Anweisung 1
Stelle bitte den Abschnitt der Einträge vom Anfang bis einschließlich der Zeile mit "time-tick-label: 26 [494, 613, 510, 628]" als JSON-Liste von Zeichenketten dar, eine pro Zeile und ohne Leerzeilen.

Textauszug
Die Bf rügen unter anderem eine Verletzung ihrer Koalitionsfreiheit (Art. 9 Abs. 3 GG), der Berufsfreiheit (Art. 12 Abs. 1 GG) und des Rechts auf Gleichbehandlung (Art. 3 Abs. 1 GG).
Der Entscheidung liegen im Wesentlichen folgende Erwägungen zu Grunde: 1. Die beschwerdeführenden Arbeitgeberverbände werden durch die angegriffenen Gesetzesvorschriften nicht in ihrer Koalitionsfreiheit, deren Schutz auch die Tarifautonomie umfasst, verletzt.
Ob angesichts der in den angegriffenen Vorschriften ausdrücklich geregelten Tariföffnungsklausel überhaupt in den Schutzbereich der Koalitionsfreiheit eingegriffen wird, kann offen bleiben. Der Eingriff wäre jedenfalls verfassungsrechtlich gerechtfertigt.
a) Die angegriffenen Vorschriften dienen der Verbesserung der Stellung der Leiharbeitnehmer und damit dem Schutz ihrer Berufsfreiheit. Durch die Regelung der Arbeitsbedingungen soll für die Leiharbeitnehmer ein angemessenes Schutzniveau gewährleistet werden. Gesetzgeberisches Anliegen war es, die gesellschaftliche Akzeptanz und die Qualität von Leiharbeit zu steigern und dadurch die Stellung des Leiharbeitnehmers auf dem Arbeitsmarkt zu stärken.
b) Die gesetzlichen Regelungen dienen auch einem verfassungsrechtlich legitimierten Gemeinwohlbelang. Denn sie sollen neue Beschäftigungsmöglichkeiten erschließen. Leiharbeit soll insbesondere als Brücke aus der Arbeitslosigkeit in Beschäftigung genutzt werden. Die Bekämpfung von Massenarbeitslosigkeit ist ein Ziel, das Verfassungsrang hat. Die angegriffenen Vorschriften sind geeignet, einen Beitrag zur Schaffung neuer Arbeitsplätze zu leisten.

Einträge

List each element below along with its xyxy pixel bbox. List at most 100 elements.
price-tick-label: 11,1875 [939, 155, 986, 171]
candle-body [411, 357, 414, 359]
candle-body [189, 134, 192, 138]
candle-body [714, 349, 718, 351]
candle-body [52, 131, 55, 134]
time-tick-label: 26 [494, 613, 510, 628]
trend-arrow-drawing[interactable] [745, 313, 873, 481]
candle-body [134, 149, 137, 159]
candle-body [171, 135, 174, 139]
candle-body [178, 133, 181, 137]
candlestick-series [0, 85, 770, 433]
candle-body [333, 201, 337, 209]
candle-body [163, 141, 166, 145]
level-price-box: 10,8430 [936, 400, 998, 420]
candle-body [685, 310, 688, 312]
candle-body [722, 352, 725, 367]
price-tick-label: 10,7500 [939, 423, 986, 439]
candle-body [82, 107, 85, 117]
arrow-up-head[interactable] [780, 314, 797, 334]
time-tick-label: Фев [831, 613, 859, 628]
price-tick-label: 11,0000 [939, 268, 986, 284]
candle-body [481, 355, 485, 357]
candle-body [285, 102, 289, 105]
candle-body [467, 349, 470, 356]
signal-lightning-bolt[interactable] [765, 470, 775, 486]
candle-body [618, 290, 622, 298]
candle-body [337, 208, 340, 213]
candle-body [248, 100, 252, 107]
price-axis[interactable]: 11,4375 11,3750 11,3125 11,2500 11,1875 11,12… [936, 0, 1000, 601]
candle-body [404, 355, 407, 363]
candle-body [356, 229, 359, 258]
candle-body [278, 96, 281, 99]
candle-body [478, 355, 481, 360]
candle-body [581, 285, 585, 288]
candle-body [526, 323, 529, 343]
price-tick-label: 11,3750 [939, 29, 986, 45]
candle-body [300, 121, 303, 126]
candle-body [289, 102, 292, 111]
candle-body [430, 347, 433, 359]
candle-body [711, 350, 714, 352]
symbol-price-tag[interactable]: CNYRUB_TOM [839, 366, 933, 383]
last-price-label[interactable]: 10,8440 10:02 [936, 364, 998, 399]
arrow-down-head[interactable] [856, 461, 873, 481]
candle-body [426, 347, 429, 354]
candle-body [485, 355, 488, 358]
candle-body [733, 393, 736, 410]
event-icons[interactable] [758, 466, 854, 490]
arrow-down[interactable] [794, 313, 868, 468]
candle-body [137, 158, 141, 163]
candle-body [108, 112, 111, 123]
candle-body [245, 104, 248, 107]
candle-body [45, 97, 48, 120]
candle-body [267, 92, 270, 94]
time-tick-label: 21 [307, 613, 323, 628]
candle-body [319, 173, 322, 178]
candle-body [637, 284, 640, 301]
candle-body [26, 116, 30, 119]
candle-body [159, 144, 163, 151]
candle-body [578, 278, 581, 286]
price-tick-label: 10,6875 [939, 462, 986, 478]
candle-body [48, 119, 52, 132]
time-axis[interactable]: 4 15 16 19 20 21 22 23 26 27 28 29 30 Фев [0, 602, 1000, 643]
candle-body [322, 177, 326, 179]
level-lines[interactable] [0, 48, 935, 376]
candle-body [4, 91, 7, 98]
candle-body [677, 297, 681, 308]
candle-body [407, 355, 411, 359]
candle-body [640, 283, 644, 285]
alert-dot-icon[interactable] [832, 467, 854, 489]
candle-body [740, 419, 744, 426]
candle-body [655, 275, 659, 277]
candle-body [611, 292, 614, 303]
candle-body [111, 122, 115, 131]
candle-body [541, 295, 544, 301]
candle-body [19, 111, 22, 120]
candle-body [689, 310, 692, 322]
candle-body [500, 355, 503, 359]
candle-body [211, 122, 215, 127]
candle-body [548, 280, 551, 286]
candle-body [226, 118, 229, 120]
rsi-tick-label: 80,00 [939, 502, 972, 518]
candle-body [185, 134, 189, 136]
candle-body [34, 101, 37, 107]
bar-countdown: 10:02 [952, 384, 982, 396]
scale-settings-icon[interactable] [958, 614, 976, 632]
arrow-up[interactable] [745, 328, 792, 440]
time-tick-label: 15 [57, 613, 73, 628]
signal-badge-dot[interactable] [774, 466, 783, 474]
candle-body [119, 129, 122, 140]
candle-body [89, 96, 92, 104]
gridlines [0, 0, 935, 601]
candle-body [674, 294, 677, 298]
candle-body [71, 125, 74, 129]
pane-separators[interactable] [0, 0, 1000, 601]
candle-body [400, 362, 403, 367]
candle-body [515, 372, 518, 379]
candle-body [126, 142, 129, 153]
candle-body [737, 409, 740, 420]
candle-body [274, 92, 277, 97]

Anweisung 2
Stimmen die Aussagen (a) bis (c) mit dem Textauszug zur Leiharbeit überein? Antworte jeweils mit Ja oder Nein und zitiere die ausschlaggebenden Worte wörtlich.
(a) Gerügt wird unter anderem eine Verletzung der Berufsfreiheit.
(b) Es wird festgestellt, dass in den Schutzbereich der Koalitionsfreiheit eingegriffen wird.
(c) Die Bekämpfung von Massenarbeitslosigkeit hat Verfassungsrang.

Ergebnis 1
[
  "List each element below along with its xyxy pixel bbox. List at most 100 elements.",
  "price-tick-label: 11,1875 [939, 155, 986, 171]",
  "candle-body [411, 357, 414, 359]",
  "candle-body [189, 134, 192, 138]",
  "candle-body [714, 349, 718, 351]",
  "candle-body [52, 131, 55, 134]",
  "time-tick-label: 26 [494, 613, 510, 628]"
]

Ergebnis 2
(a) Ja: „der Berufsfreiheit (Art. 12 Abs. 1 GG)“
(b) Nein: „überhaupt in den Schutzbereich der Koalitionsfreiheit eingegriffen wird, kann offen bleiben“
(c) Ja: „Die Bekämpfung von Massenarbeitslosigkeit ist ein Ziel, das Verfassungsrang hat.“